> **DESCRIPTION OF THE TASK**
Examine the material below and count the lines that hold the word "CAROLINA". Report only the number.

> **DATASET EXCERPTS**
━━━

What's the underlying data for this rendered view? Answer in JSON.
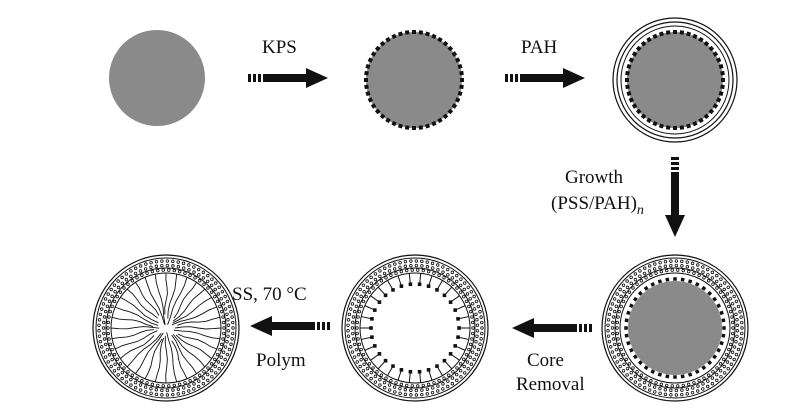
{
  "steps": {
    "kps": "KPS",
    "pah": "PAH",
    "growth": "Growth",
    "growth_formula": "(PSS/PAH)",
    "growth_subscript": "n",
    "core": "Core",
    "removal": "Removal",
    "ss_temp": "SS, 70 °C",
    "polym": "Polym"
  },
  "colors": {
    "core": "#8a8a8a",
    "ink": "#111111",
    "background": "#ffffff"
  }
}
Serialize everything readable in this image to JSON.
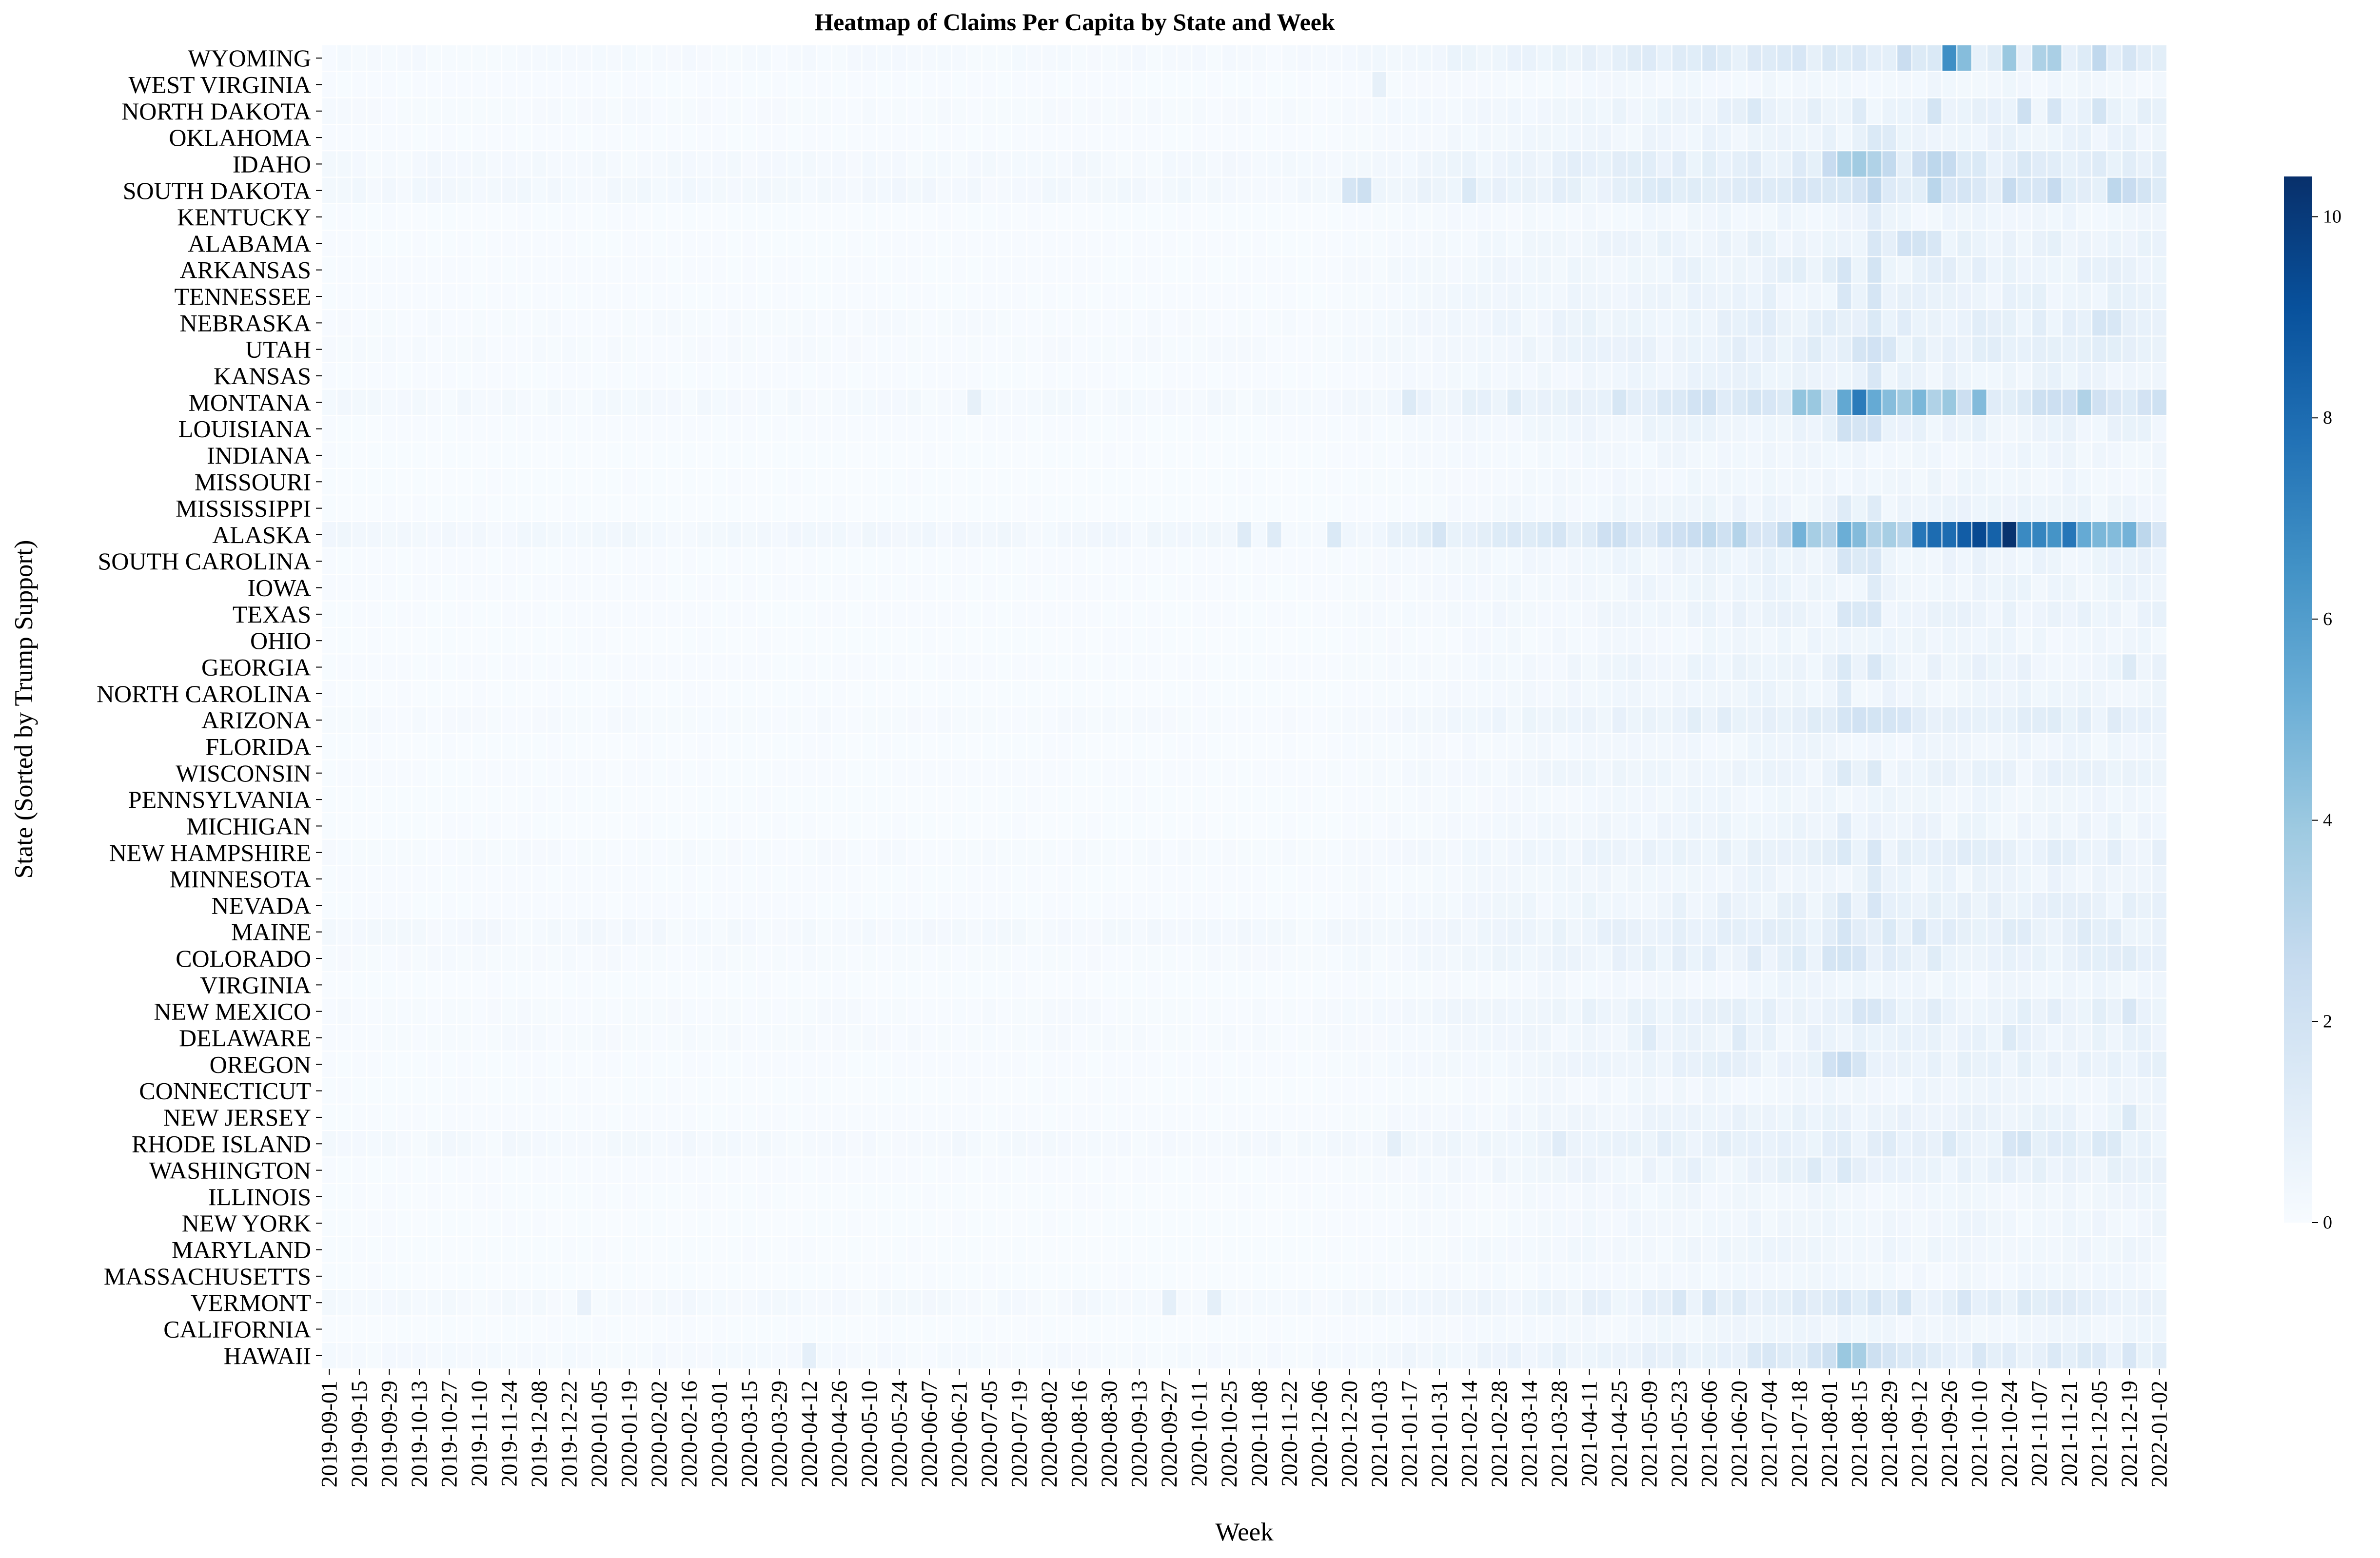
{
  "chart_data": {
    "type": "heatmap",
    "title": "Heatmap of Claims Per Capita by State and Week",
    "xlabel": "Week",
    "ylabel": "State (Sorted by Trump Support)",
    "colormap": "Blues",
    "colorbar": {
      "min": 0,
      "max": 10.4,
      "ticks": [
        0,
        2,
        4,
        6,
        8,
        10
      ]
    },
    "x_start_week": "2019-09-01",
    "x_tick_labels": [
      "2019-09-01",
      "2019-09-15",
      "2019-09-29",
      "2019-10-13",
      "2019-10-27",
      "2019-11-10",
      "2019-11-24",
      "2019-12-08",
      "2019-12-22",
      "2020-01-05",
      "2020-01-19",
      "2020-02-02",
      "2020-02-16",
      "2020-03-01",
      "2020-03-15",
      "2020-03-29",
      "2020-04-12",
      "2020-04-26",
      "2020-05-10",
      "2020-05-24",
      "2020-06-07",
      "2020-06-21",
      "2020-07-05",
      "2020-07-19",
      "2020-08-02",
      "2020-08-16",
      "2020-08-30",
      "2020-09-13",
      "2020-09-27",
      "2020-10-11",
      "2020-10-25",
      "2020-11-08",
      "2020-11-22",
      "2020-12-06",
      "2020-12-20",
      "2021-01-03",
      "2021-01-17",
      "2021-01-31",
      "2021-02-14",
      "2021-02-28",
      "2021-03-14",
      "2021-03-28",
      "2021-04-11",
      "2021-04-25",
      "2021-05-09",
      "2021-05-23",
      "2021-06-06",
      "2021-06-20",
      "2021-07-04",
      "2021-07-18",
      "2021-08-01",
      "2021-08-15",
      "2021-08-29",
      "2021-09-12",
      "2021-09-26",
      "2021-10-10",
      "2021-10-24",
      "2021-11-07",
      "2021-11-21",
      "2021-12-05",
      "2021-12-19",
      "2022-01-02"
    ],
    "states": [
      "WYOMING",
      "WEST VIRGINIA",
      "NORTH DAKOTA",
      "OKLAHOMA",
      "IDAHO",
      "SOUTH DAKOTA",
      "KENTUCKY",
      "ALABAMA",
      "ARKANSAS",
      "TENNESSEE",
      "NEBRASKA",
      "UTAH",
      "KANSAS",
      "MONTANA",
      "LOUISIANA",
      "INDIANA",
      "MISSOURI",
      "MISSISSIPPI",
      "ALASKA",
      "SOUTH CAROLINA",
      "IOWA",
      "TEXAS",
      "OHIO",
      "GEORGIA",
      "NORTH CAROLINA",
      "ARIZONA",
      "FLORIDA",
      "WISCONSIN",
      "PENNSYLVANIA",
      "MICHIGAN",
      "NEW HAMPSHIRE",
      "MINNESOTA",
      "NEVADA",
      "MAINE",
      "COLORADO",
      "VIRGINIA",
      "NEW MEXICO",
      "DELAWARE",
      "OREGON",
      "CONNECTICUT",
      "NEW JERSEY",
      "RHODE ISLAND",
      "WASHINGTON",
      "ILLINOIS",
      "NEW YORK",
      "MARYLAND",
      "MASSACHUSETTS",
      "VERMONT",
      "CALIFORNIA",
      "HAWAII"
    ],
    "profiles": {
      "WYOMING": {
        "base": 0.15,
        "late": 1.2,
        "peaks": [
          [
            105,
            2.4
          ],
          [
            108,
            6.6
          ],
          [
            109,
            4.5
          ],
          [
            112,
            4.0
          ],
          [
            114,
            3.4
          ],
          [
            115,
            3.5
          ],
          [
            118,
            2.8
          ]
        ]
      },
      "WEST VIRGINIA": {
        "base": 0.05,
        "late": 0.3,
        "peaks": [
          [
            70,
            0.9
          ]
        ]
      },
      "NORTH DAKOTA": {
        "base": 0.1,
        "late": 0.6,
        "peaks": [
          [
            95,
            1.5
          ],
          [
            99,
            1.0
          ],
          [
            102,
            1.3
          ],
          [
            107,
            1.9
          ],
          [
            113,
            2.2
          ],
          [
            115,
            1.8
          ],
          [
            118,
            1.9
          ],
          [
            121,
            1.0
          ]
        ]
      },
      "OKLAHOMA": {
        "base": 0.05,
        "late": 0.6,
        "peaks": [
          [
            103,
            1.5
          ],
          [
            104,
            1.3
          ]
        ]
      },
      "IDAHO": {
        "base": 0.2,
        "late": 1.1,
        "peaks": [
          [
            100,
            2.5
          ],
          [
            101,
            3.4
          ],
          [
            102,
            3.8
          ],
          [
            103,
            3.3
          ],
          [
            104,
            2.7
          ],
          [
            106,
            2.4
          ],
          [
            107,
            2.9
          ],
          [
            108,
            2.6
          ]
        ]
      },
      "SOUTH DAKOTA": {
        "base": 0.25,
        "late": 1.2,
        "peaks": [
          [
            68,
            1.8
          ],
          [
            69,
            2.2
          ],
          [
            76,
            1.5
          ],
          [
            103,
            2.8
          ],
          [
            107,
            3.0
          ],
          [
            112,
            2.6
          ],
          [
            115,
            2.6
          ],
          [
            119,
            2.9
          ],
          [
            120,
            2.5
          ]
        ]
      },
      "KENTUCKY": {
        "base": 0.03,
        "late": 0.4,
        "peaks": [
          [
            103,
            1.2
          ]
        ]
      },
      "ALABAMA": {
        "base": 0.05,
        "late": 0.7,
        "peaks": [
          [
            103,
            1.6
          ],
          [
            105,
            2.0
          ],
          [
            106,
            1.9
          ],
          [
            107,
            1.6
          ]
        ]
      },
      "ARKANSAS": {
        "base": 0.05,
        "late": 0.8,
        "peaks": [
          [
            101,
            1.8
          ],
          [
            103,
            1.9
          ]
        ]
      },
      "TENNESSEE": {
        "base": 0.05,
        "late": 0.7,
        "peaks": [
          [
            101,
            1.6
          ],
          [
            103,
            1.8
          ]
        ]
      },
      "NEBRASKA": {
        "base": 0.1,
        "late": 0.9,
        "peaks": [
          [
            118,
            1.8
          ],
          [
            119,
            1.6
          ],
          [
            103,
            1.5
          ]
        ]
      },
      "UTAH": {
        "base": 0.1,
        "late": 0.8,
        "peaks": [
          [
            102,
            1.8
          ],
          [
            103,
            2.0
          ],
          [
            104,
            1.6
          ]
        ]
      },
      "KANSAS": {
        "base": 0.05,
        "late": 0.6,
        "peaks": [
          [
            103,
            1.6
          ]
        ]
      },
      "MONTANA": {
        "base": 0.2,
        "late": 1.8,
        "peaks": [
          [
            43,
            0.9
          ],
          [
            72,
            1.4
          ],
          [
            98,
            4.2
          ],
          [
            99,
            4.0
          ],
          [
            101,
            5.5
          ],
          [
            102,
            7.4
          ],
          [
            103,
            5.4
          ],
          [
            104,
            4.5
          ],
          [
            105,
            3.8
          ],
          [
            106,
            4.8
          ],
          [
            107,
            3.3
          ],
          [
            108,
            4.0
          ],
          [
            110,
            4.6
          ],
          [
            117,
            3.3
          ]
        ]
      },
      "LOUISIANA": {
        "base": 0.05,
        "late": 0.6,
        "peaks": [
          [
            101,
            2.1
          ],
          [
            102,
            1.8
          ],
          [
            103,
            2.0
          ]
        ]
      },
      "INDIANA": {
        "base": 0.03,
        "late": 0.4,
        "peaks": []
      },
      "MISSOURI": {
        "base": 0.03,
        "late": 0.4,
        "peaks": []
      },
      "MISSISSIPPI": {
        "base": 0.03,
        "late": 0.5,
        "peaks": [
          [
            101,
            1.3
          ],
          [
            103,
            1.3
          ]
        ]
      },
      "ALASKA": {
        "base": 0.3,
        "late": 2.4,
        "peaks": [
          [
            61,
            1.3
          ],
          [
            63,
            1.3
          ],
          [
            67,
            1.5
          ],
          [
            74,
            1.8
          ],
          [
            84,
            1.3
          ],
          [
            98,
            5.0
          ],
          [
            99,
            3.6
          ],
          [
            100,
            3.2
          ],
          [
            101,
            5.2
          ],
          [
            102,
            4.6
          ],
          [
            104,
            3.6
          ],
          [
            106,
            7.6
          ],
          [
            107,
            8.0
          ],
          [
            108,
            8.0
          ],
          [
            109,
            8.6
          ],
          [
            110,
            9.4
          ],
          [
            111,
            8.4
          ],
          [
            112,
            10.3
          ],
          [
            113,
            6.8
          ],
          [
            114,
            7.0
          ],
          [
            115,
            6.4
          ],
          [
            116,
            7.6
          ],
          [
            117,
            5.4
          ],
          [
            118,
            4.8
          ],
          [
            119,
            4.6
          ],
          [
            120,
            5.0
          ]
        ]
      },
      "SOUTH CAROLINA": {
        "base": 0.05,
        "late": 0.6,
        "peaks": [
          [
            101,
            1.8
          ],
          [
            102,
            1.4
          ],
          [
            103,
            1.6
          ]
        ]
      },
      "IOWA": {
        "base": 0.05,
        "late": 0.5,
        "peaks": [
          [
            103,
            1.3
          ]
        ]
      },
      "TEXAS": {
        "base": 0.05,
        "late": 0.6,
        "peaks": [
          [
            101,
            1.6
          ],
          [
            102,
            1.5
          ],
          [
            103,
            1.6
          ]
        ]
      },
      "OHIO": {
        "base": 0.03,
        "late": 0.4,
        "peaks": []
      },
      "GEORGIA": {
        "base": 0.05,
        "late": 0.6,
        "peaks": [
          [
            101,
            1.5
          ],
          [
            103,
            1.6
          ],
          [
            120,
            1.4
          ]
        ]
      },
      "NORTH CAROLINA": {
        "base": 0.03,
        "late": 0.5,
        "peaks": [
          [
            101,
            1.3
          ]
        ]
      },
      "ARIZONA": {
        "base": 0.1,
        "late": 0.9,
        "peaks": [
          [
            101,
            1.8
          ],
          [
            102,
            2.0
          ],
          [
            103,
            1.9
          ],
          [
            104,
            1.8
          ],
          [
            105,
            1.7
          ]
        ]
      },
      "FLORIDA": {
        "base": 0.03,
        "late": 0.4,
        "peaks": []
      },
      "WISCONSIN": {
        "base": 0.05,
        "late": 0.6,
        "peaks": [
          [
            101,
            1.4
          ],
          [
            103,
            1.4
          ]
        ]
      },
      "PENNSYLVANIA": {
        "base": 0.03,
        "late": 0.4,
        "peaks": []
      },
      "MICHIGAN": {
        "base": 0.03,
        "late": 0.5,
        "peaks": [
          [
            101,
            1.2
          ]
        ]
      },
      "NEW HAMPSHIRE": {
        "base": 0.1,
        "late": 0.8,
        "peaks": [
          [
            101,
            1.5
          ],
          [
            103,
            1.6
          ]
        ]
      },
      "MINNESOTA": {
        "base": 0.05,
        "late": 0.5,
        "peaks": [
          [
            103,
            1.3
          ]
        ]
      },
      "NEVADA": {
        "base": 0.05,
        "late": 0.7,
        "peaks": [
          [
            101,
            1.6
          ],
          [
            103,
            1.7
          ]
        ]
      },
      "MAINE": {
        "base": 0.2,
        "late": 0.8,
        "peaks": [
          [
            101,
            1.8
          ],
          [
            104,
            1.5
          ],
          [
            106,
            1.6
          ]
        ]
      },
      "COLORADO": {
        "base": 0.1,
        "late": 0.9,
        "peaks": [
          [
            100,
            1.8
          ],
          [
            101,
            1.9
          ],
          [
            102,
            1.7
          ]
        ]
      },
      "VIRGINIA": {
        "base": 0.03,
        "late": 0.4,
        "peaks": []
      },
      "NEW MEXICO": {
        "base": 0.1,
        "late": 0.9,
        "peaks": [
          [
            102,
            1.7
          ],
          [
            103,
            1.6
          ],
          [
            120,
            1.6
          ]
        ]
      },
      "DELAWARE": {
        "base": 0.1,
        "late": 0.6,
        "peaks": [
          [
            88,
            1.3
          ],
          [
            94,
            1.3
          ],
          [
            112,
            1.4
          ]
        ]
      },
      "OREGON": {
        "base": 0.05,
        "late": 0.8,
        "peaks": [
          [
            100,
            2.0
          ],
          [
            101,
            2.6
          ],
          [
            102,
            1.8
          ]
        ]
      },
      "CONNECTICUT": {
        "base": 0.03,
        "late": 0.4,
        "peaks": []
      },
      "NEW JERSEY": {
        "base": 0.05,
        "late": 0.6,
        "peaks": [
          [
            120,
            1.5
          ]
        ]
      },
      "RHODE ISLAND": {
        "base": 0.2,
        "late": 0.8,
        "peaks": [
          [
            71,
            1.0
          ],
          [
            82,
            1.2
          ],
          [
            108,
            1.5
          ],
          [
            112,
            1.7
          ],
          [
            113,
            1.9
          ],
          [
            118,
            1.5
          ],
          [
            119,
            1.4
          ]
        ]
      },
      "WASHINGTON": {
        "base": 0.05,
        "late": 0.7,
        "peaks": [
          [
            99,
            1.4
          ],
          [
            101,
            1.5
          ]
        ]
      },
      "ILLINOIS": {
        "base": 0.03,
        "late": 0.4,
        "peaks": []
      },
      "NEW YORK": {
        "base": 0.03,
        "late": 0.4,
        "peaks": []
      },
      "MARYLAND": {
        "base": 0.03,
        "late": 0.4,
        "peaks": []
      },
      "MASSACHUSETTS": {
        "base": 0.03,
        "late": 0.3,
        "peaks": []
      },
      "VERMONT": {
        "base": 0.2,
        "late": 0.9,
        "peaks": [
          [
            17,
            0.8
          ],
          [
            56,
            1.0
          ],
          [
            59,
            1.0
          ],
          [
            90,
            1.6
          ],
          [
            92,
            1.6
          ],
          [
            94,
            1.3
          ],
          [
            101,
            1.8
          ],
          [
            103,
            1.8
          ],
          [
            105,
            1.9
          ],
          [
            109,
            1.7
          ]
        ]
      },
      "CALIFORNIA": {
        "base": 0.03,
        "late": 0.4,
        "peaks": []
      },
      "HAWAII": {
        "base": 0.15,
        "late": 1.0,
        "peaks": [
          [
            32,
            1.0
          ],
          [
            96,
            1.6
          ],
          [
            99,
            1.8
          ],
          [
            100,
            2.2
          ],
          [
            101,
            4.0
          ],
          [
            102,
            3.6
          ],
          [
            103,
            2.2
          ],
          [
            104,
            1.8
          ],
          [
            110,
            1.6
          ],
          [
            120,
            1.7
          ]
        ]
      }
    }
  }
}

━━━

> **EXERCISE SOLUTION**
4